(Extracted records)
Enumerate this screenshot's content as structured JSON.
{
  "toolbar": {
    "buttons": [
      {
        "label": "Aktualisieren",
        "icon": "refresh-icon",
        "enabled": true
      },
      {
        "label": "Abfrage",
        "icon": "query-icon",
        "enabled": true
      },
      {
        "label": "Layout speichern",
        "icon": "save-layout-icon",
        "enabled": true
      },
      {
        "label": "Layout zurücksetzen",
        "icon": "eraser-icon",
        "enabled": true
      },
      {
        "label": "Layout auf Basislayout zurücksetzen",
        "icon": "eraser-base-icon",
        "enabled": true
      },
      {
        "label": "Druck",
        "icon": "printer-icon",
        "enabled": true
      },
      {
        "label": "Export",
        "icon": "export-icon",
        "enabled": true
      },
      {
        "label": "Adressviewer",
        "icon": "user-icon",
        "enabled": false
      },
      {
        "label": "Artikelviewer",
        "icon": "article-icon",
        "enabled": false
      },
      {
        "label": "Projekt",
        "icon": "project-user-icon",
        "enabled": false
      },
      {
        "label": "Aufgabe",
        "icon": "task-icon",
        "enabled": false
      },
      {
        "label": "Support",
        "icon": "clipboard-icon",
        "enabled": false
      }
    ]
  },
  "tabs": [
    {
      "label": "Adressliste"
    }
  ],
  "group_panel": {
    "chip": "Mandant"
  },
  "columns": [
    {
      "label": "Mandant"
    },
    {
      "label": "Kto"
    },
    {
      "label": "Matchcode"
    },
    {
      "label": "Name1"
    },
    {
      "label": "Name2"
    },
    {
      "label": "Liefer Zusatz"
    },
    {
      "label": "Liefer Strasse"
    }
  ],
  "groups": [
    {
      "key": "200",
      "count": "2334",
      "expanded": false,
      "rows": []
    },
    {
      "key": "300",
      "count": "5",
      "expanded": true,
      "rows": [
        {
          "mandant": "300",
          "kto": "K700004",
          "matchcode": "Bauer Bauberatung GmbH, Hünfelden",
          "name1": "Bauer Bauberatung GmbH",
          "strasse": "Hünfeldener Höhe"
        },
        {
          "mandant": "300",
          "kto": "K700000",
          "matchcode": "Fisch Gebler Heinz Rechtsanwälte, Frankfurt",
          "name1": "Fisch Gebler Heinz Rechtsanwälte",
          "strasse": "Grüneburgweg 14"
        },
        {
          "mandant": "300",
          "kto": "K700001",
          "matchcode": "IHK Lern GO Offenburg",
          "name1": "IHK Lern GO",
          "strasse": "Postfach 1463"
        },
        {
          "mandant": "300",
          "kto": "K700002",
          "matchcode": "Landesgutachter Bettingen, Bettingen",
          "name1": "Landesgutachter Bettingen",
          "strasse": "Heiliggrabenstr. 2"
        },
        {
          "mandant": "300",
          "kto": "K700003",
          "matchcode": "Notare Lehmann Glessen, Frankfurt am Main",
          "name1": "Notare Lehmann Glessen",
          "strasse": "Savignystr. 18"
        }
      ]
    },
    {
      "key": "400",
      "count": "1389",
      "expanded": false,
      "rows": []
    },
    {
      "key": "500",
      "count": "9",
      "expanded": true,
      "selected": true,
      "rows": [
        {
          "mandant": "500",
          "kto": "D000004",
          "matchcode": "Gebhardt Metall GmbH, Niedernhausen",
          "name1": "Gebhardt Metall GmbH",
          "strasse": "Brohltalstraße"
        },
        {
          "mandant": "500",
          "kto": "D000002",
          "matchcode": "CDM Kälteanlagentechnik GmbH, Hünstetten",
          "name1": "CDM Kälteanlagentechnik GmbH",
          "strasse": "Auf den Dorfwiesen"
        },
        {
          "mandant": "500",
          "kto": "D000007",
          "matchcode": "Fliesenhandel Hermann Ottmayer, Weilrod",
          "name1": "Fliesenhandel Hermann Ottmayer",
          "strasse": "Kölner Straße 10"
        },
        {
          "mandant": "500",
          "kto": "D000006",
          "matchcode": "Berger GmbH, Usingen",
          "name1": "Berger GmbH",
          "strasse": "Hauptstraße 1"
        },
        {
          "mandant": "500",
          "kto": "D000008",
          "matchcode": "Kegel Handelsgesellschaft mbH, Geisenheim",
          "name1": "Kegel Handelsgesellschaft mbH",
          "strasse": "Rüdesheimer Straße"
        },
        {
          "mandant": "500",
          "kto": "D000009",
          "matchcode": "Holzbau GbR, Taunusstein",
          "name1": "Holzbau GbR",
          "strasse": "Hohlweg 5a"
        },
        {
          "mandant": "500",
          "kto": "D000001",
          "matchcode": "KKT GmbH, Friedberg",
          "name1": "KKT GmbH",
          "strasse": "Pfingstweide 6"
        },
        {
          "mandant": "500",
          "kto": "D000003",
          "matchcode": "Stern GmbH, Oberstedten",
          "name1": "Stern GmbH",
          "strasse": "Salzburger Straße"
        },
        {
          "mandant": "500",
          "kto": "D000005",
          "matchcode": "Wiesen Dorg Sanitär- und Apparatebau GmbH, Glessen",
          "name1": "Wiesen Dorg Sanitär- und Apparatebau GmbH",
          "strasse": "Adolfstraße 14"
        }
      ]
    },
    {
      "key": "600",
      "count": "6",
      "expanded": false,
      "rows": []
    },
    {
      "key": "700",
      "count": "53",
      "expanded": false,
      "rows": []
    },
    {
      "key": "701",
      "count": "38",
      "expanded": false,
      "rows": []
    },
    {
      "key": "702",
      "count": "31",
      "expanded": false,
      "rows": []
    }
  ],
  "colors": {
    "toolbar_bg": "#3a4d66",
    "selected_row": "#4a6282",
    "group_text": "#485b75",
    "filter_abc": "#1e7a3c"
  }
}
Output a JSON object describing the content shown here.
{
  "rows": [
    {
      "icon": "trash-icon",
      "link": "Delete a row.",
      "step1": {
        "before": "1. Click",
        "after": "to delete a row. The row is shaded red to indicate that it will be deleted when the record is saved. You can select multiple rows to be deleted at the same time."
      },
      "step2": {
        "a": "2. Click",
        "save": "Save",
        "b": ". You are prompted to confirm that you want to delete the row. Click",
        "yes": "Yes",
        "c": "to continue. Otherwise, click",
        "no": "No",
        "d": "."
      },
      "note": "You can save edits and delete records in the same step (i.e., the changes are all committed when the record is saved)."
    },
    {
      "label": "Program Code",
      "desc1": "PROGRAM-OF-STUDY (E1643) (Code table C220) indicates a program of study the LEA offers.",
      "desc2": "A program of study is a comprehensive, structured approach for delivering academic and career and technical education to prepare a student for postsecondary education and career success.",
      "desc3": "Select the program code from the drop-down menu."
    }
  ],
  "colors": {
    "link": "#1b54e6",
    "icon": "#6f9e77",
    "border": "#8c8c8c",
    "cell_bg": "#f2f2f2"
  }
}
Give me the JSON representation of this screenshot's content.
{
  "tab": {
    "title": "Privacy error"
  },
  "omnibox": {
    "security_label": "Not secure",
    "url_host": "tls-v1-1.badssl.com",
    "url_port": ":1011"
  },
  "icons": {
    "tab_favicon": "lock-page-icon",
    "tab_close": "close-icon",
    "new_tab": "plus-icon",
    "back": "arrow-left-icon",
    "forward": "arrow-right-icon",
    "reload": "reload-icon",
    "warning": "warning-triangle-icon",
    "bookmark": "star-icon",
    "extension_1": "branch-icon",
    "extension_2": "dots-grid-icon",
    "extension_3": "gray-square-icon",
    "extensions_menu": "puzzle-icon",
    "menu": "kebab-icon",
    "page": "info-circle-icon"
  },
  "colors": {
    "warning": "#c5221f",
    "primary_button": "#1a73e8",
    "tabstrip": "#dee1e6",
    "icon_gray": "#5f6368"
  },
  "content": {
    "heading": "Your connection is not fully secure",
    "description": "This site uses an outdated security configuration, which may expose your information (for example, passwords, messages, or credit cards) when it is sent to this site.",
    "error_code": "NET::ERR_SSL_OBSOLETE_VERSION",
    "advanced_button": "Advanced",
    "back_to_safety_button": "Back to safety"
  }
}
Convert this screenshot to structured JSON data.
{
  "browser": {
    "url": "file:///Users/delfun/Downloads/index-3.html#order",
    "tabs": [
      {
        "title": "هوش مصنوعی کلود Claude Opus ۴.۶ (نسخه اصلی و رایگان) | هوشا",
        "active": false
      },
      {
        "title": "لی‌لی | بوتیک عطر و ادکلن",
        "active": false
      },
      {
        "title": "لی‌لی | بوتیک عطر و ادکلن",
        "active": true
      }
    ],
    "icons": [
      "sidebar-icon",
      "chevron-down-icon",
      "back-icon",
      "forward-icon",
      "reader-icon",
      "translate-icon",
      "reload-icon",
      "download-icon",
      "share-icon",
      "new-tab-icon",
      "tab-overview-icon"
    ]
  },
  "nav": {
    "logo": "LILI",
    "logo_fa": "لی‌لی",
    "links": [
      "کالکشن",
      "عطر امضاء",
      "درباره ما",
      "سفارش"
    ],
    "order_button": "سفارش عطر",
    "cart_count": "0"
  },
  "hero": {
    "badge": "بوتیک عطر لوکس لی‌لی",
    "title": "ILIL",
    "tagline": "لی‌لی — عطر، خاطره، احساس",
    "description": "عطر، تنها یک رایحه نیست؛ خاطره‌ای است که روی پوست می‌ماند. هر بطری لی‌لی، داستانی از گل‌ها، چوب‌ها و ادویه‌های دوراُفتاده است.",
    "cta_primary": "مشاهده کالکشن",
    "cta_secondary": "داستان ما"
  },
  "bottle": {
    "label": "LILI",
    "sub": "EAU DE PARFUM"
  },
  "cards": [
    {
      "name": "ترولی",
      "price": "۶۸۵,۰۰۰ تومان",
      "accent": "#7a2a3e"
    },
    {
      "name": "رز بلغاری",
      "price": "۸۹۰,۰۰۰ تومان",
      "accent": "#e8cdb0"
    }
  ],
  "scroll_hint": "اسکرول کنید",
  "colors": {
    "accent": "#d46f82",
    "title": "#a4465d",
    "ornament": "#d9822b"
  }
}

▸ **Written request**
Tally the lines in these entries that have the string "Sanitär" in them, then answer with the count and nothing else.

▸ **Problem solution**
2